Wherever a line holds the word "Uleies", copy that line out.

========================

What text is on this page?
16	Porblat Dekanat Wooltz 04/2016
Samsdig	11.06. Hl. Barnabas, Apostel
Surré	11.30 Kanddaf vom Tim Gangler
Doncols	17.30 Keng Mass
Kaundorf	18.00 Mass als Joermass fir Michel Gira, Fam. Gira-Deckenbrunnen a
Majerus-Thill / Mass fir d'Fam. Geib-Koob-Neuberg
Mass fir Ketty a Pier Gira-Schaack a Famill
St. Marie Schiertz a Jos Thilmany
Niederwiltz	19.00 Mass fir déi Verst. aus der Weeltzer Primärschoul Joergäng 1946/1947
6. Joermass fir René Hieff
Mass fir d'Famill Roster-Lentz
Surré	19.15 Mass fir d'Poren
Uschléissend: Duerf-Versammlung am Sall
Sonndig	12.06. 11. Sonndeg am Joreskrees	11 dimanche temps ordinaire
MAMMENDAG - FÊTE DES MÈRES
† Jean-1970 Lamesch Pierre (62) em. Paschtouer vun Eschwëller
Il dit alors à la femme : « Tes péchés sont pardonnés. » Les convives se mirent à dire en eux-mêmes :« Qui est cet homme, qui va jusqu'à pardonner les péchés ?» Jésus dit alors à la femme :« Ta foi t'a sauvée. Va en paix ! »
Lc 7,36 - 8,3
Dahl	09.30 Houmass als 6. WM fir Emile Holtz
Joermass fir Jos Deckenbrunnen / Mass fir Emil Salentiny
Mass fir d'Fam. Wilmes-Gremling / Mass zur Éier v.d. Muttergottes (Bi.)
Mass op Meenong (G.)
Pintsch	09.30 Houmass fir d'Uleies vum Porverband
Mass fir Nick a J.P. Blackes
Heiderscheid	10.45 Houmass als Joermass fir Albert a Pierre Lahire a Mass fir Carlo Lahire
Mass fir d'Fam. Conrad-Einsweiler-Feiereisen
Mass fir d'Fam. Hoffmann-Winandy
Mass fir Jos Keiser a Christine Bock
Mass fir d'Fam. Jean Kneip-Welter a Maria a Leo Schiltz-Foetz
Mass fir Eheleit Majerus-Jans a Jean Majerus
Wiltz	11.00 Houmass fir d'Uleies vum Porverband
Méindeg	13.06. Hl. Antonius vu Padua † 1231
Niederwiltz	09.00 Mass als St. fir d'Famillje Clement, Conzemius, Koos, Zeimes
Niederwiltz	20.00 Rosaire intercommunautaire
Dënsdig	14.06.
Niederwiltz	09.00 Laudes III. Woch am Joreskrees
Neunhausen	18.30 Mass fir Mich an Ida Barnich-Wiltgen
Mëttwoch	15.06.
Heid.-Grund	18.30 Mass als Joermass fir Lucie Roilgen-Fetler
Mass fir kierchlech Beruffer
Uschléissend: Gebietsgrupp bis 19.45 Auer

========================

### Result of this exercise
Pintsch	09.30 Houmass fir d'Uleies vum Porverband
Wiltz	11.00 Houmass fir d'Uleies vum Porverband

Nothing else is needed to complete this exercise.